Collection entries
══════════════════════════════
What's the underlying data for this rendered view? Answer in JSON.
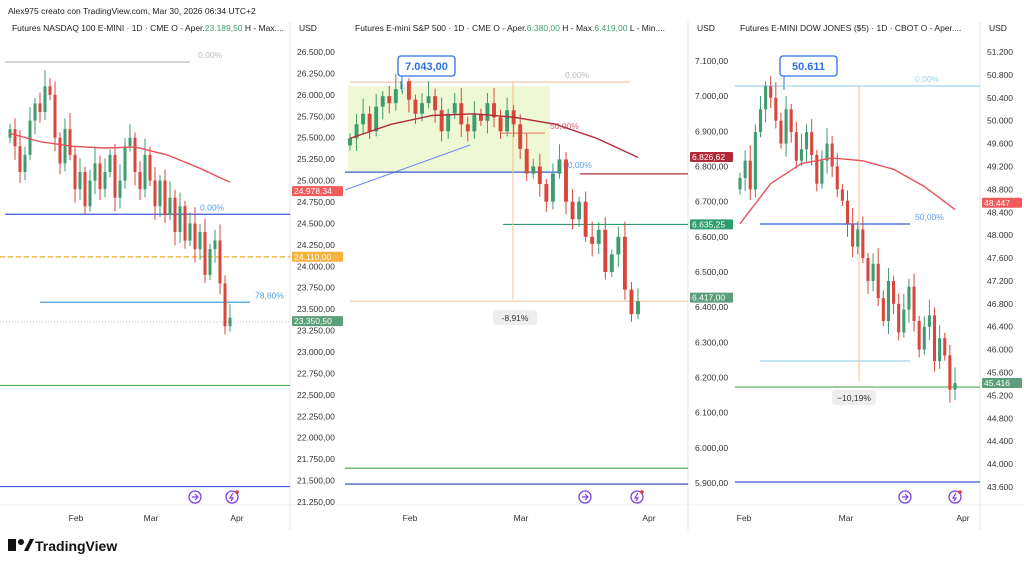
{
  "watermark": "Alex975 creato con TradingView.com, Mar 30, 2026 06:34 UTC+2",
  "brand": "TradingView",
  "chart_data": [
    {
      "type": "candlestick",
      "title": "Futures NASDAQ 100 E-MINI · 1D · CME  O - Aper.",
      "title_open_value": "23.189,50",
      "title_tail": "  H - Max....",
      "currency": "USD",
      "ylim": [
        21250,
        26500
      ],
      "y_tick_labels": [
        "26.500,00",
        "26.250,00",
        "26.000,00",
        "25.750,00",
        "25.500,00",
        "25.250,00",
        "25.000,00",
        "24.750,00",
        "24.500,00",
        "24.250,00",
        "24.000,00",
        "23.750,00",
        "23.500,00",
        "23.250,00",
        "23.000,00",
        "22.750,00",
        "22.500,00",
        "22.250,00",
        "22.000,00",
        "21.750,00",
        "21.500,00",
        "21.250,00"
      ],
      "x_tick_labels": [
        "Feb",
        "Mar",
        "Apr"
      ],
      "first_open": 25500,
      "close": [
        25600,
        25400,
        25100,
        25300,
        25700,
        25900,
        25800,
        26100,
        26000,
        25500,
        25200,
        25600,
        25300,
        24900,
        25100,
        24700,
        25000,
        25200,
        24900,
        25100,
        25300,
        24800,
        25000,
        25400,
        25500,
        25100,
        24900,
        25300,
        25000,
        24700,
        25000,
        24600,
        24800,
        24400,
        24700,
        24300,
        24500,
        24200,
        24400,
        23900,
        24200,
        24300,
        23800,
        23300,
        23400
      ],
      "moving_average": [
        25550,
        25450,
        25400,
        25380,
        25390,
        25300,
        25150,
        24980
      ],
      "ma_color": "#e8505b",
      "levels": [
        {
          "price": 26383,
          "color": "#bbbbbb",
          "label": "0,00%"
        },
        {
          "price": 24607,
          "color": "#3a5bd9",
          "label": "0,00%",
          "label_color": "#5b9bf0"
        },
        {
          "price": 24110,
          "color": "#f5a623",
          "dashed": true
        },
        {
          "price": 23580,
          "color": "#4aa3e0",
          "label": "78,60%"
        },
        {
          "price": 23350,
          "color": "#cccccc",
          "dotted": true
        },
        {
          "price": 22610,
          "color": "#4caf50"
        },
        {
          "price": 21430,
          "color": "#3a5bd9"
        }
      ],
      "price_badges": [
        {
          "text": "24.978,34",
          "value": 24978.34,
          "color": "#f05a5a"
        },
        {
          "text": "24.110,00",
          "value": 24110,
          "color": "#f7b23b"
        },
        {
          "text": "23.350,50",
          "value": 23350.5,
          "color": "#5a9e7a"
        }
      ]
    },
    {
      "type": "candlestick",
      "title": "Futures E-mini S&P 500 · 1D · CME  O - Aper.",
      "title_open_value": "6.380,00",
      "title_mid": "  H - Max.",
      "title_high_value": "6.419,00",
      "title_tail": "  L - Min....",
      "currency": "USD",
      "ylim": [
        5900,
        7100
      ],
      "y_tick_labels": [
        "7.100,00",
        "7.000,00",
        "6.900,00",
        "6.800,00",
        "6.700,00",
        "6.600,00",
        "6.500,00",
        "6.400,00",
        "6.300,00",
        "6.200,00",
        "6.100,00",
        "6.000,00",
        "5.900,00"
      ],
      "x_tick_labels": [
        "Feb",
        "Mar",
        "Apr"
      ],
      "first_open": 6860,
      "close": [
        6880,
        6920,
        6950,
        6900,
        6970,
        7000,
        6980,
        7020,
        7043,
        6990,
        6950,
        6980,
        7000,
        6960,
        6900,
        6950,
        6980,
        6920,
        6900,
        6950,
        6930,
        6980,
        6940,
        6900,
        6960,
        6920,
        6850,
        6780,
        6800,
        6750,
        6700,
        6780,
        6820,
        6700,
        6650,
        6700,
        6600,
        6580,
        6620,
        6500,
        6550,
        6600,
        6450,
        6380,
        6417
      ],
      "moving_average": [
        6880,
        6920,
        6945,
        6950,
        6940,
        6920,
        6880,
        6826
      ],
      "ma_color": "#b02a37",
      "levels": [
        {
          "price": 7040,
          "color": "#f3c9a8",
          "label": "0,00%",
          "label_color": "#bbbbbb"
        },
        {
          "price": 6895,
          "color": "#e88a70",
          "label": "50,00%",
          "label_color": "#e06070"
        },
        {
          "price": 6784,
          "color": "#3a5bd9",
          "label": "50,00%",
          "label_color": "#5b9bf0"
        },
        {
          "price": 6779,
          "color": "#b02a37"
        },
        {
          "price": 6635.25,
          "color": "#2e9e6e"
        },
        {
          "price": 6417,
          "color": "#f3c9a8"
        },
        {
          "price": 5942,
          "color": "#4caf50"
        },
        {
          "price": 5897,
          "color": "#2a3fb0"
        }
      ],
      "callout": "7.043,00",
      "range_label": "-8,91%",
      "price_badges": [
        {
          "text": "6.826,62",
          "value": 6826.62,
          "color": "#b02a37"
        },
        {
          "text": "6.635,25",
          "value": 6635.25,
          "color": "#2e9e6e"
        },
        {
          "text": "6.417,00",
          "value": 6417,
          "color": "#5a9e7a"
        }
      ]
    },
    {
      "type": "candlestick",
      "title": "Futures E-MINI DOW JONES ($5) · 1D · CBOT  O - Aper....",
      "currency": "USD",
      "ylim": [
        43600,
        51200
      ],
      "y_tick_labels": [
        "51.200",
        "50.800",
        "50.400",
        "50.000",
        "49.600",
        "49.200",
        "48.800",
        "48.400",
        "48.000",
        "47.600",
        "47.200",
        "46.800",
        "46.400",
        "46.000",
        "45.600",
        "45.200",
        "44.800",
        "44.400",
        "44.000",
        "43.600"
      ],
      "x_tick_labels": [
        "Feb",
        "Mar",
        "Apr"
      ],
      "first_open": 48800,
      "close": [
        49000,
        49300,
        48800,
        49800,
        50200,
        50600,
        50400,
        50000,
        49600,
        50200,
        49800,
        49300,
        49500,
        49800,
        49400,
        48900,
        49300,
        49600,
        49200,
        48800,
        48600,
        48200,
        47800,
        48100,
        47600,
        47200,
        47500,
        46900,
        46500,
        47200,
        46800,
        46300,
        46700,
        47100,
        46500,
        46000,
        46400,
        46600,
        45800,
        46200,
        45900,
        45300,
        45416
      ],
      "moving_average": [
        48200,
        48900,
        49250,
        49350,
        49300,
        49150,
        48850,
        48447
      ],
      "ma_color": "#e8505b",
      "levels": [
        {
          "price": 50606,
          "color": "#9fd3ea",
          "label": "0,00%",
          "label_color": "#9fd3ea"
        },
        {
          "price": 48195,
          "color": "#3a5bd9",
          "label": "50,00%",
          "label_color": "#5b9bf0"
        },
        {
          "price": 45801,
          "color": "#9fd3ea"
        },
        {
          "price": 45346,
          "color": "#4caf50"
        },
        {
          "price": 43687,
          "color": "#3a5bd9"
        }
      ],
      "callout": "50.611",
      "range_label": "−10,19%",
      "price_badges": [
        {
          "text": "48.447",
          "value": 48447,
          "color": "#f05a5a"
        },
        {
          "text": "45.416",
          "value": 45416,
          "color": "#5a9e7a"
        }
      ]
    }
  ],
  "colors": {
    "up": "#3f9c6e",
    "down": "#d9473c",
    "callout": "#2f6fe0",
    "event_icon": "#7b3fe4"
  }
}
══════════════════════════════
REQUIREMENT
Repeat the listing verbatim. Skip the pictures.

RESPONSE FOR THIS EXERCISE
What's the underlying data for this rendered view? Answer in JSON.
{
  "watermark": "Alex975 creato con TradingView.com, Mar 30, 2026 06:34 UTC+2",
  "brand": "TradingView",
  "chart_data": [
    {
      "type": "candlestick",
      "title": "Futures NASDAQ 100 E-MINI · 1D · CME  O - Aper.",
      "title_open_value": "23.189,50",
      "title_tail": "  H - Max....",
      "currency": "USD",
      "ylim": [
        21250,
        26500
      ],
      "y_tick_labels": [
        "26.500,00",
        "26.250,00",
        "26.000,00",
        "25.750,00",
        "25.500,00",
        "25.250,00",
        "25.000,00",
        "24.750,00",
        "24.500,00",
        "24.250,00",
        "24.000,00",
        "23.750,00",
        "23.500,00",
        "23.250,00",
        "23.000,00",
        "22.750,00",
        "22.500,00",
        "22.250,00",
        "22.000,00",
        "21.750,00",
        "21.500,00",
        "21.250,00"
      ],
      "x_tick_labels": [
        "Feb",
        "Mar",
        "Apr"
      ],
      "first_open": 25500,
      "close": [
        25600,
        25400,
        25100,
        25300,
        25700,
        25900,
        25800,
        26100,
        26000,
        25500,
        25200,
        25600,
        25300,
        24900,
        25100,
        24700,
        25000,
        25200,
        24900,
        25100,
        25300,
        24800,
        25000,
        25400,
        25500,
        25100,
        24900,
        25300,
        25000,
        24700,
        25000,
        24600,
        24800,
        24400,
        24700,
        24300,
        24500,
        24200,
        24400,
        23900,
        24200,
        24300,
        23800,
        23300,
        23400
      ],
      "moving_average": [
        25550,
        25450,
        25400,
        25380,
        25390,
        25300,
        25150,
        24980
      ],
      "ma_color": "#e8505b",
      "levels": [
        {
          "price": 26383,
          "color": "#bbbbbb",
          "label": "0,00%"
        },
        {
          "price": 24607,
          "color": "#3a5bd9",
          "label": "0,00%",
          "label_color": "#5b9bf0"
        },
        {
          "price": 24110,
          "color": "#f5a623",
          "dashed": true
        },
        {
          "price": 23580,
          "color": "#4aa3e0",
          "label": "78,60%"
        },
        {
          "price": 23350,
          "color": "#cccccc",
          "dotted": true
        },
        {
          "price": 22610,
          "color": "#4caf50"
        },
        {
          "price": 21430,
          "color": "#3a5bd9"
        }
      ],
      "price_badges": [
        {
          "text": "24.978,34",
          "value": 24978.34,
          "color": "#f05a5a"
        },
        {
          "text": "24.110,00",
          "value": 24110,
          "color": "#f7b23b"
        },
        {
          "text": "23.350,50",
          "value": 23350.5,
          "color": "#5a9e7a"
        }
      ]
    },
    {
      "type": "candlestick",
      "title": "Futures E-mini S&P 500 · 1D · CME  O - Aper.",
      "title_open_value": "6.380,00",
      "title_mid": "  H - Max.",
      "title_high_value": "6.419,00",
      "title_tail": "  L - Min....",
      "currency": "USD",
      "ylim": [
        5900,
        7100
      ],
      "y_tick_labels": [
        "7.100,00",
        "7.000,00",
        "6.900,00",
        "6.800,00",
        "6.700,00",
        "6.600,00",
        "6.500,00",
        "6.400,00",
        "6.300,00",
        "6.200,00",
        "6.100,00",
        "6.000,00",
        "5.900,00"
      ],
      "x_tick_labels": [
        "Feb",
        "Mar",
        "Apr"
      ],
      "first_open": 6860,
      "close": [
        6880,
        6920,
        6950,
        6900,
        6970,
        7000,
        6980,
        7020,
        7043,
        6990,
        6950,
        6980,
        7000,
        6960,
        6900,
        6950,
        6980,
        6920,
        6900,
        6950,
        6930,
        6980,
        6940,
        6900,
        6960,
        6920,
        6850,
        6780,
        6800,
        6750,
        6700,
        6780,
        6820,
        6700,
        6650,
        6700,
        6600,
        6580,
        6620,
        6500,
        6550,
        6600,
        6450,
        6380,
        6417
      ],
      "moving_average": [
        6880,
        6920,
        6945,
        6950,
        6940,
        6920,
        6880,
        6826
      ],
      "ma_color": "#b02a37",
      "levels": [
        {
          "price": 7040,
          "color": "#f3c9a8",
          "label": "0,00%",
          "label_color": "#bbbbbb"
        },
        {
          "price": 6895,
          "color": "#e88a70",
          "label": "50,00%",
          "label_color": "#e06070"
        },
        {
          "price": 6784,
          "color": "#3a5bd9",
          "label": "50,00%",
          "label_color": "#5b9bf0"
        },
        {
          "price": 6779,
          "color": "#b02a37"
        },
        {
          "price": 6635.25,
          "color": "#2e9e6e"
        },
        {
          "price": 6417,
          "color": "#f3c9a8"
        },
        {
          "price": 5942,
          "color": "#4caf50"
        },
        {
          "price": 5897,
          "color": "#2a3fb0"
        }
      ],
      "callout": "7.043,00",
      "range_label": "-8,91%",
      "price_badges": [
        {
          "text": "6.826,62",
          "value": 6826.62,
          "color": "#b02a37"
        },
        {
          "text": "6.635,25",
          "value": 6635.25,
          "color": "#2e9e6e"
        },
        {
          "text": "6.417,00",
          "value": 6417,
          "color": "#5a9e7a"
        }
      ]
    },
    {
      "type": "candlestick",
      "title": "Futures E-MINI DOW JONES ($5) · 1D · CBOT  O - Aper....",
      "currency": "USD",
      "ylim": [
        43600,
        51200
      ],
      "y_tick_labels": [
        "51.200",
        "50.800",
        "50.400",
        "50.000",
        "49.600",
        "49.200",
        "48.800",
        "48.400",
        "48.000",
        "47.600",
        "47.200",
        "46.800",
        "46.400",
        "46.000",
        "45.600",
        "45.200",
        "44.800",
        "44.400",
        "44.000",
        "43.600"
      ],
      "x_tick_labels": [
        "Feb",
        "Mar",
        "Apr"
      ],
      "first_open": 48800,
      "close": [
        49000,
        49300,
        48800,
        49800,
        50200,
        50600,
        50400,
        50000,
        49600,
        50200,
        49800,
        49300,
        49500,
        49800,
        49400,
        48900,
        49300,
        49600,
        49200,
        48800,
        48600,
        48200,
        47800,
        48100,
        47600,
        47200,
        47500,
        46900,
        46500,
        47200,
        46800,
        46300,
        46700,
        47100,
        46500,
        46000,
        46400,
        46600,
        45800,
        46200,
        45900,
        45300,
        45416
      ],
      "moving_average": [
        48200,
        48900,
        49250,
        49350,
        49300,
        49150,
        48850,
        48447
      ],
      "ma_color": "#e8505b",
      "levels": [
        {
          "price": 50606,
          "color": "#9fd3ea",
          "label": "0,00%",
          "label_color": "#9fd3ea"
        },
        {
          "price": 48195,
          "color": "#3a5bd9",
          "label": "50,00%",
          "label_color": "#5b9bf0"
        },
        {
          "price": 45801,
          "color": "#9fd3ea"
        },
        {
          "price": 45346,
          "color": "#4caf50"
        },
        {
          "price": 43687,
          "color": "#3a5bd9"
        }
      ],
      "callout": "50.611",
      "range_label": "−10,19%",
      "price_badges": [
        {
          "text": "48.447",
          "value": 48447,
          "color": "#f05a5a"
        },
        {
          "text": "45.416",
          "value": 45416,
          "color": "#5a9e7a"
        }
      ]
    }
  ],
  "colors": {
    "up": "#3f9c6e",
    "down": "#d9473c",
    "callout": "#2f6fe0",
    "event_icon": "#7b3fe4"
  }
}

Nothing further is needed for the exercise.